* **Aim of the task**: Find the string "this" in the records. Copy every line it appears in.

■ ■ ■ ■ ■ ■ ■

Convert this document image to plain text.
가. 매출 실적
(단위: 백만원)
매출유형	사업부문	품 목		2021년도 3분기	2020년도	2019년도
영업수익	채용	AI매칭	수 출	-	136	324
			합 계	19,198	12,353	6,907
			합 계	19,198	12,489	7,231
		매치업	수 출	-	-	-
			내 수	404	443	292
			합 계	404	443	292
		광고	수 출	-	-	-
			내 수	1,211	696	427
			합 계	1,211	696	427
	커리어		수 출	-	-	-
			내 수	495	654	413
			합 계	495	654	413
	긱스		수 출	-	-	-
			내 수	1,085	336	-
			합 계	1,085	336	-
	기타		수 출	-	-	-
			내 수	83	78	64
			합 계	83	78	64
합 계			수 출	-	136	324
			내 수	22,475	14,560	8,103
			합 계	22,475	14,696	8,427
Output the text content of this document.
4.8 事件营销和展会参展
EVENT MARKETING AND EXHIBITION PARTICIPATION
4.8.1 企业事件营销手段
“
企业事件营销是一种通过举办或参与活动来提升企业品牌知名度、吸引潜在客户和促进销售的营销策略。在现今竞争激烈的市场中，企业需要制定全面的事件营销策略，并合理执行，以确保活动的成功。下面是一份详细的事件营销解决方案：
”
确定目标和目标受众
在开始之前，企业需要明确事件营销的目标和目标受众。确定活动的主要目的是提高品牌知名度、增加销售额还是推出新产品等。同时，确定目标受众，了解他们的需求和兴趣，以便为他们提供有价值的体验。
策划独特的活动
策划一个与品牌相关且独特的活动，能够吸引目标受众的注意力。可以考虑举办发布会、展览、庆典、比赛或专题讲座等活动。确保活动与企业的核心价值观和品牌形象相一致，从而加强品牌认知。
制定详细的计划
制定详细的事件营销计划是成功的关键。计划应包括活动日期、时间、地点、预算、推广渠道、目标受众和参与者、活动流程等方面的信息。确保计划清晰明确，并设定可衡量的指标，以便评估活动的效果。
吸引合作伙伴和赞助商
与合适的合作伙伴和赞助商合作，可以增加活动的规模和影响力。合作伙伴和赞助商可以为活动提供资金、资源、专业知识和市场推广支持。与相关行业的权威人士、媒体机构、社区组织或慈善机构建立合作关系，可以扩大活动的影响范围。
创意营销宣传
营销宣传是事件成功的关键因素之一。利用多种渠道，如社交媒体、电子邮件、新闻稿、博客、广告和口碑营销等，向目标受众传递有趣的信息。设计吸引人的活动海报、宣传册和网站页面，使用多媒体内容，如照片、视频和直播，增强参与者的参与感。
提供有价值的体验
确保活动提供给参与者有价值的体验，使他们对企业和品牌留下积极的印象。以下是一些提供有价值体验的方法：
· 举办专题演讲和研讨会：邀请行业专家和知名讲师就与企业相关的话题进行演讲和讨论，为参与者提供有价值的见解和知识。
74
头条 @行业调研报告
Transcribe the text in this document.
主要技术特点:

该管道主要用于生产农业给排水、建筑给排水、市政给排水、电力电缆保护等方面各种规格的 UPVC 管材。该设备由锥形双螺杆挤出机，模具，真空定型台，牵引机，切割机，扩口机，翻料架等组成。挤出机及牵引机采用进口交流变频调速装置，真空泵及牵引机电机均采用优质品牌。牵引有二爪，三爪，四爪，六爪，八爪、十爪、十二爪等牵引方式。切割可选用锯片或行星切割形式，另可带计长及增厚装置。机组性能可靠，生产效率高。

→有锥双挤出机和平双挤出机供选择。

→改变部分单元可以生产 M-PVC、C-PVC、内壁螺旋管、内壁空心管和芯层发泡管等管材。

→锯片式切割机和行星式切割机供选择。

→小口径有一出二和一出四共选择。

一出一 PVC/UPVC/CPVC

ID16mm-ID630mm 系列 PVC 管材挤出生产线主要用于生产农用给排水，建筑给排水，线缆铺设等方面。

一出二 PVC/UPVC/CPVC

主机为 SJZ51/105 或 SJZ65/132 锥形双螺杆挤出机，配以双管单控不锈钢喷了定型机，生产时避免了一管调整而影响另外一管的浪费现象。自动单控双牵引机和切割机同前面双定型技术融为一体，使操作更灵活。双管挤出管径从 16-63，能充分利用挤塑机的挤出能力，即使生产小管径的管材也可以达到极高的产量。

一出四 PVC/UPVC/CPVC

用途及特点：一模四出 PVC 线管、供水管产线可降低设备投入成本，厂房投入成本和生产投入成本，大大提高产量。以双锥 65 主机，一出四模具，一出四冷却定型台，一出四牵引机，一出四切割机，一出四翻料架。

■ ■ ■ ■ ■ ■ ■

* **Exercise output**:
Convert this document image to plain text.
Output the text content of this document.
Transcribe the text in this document.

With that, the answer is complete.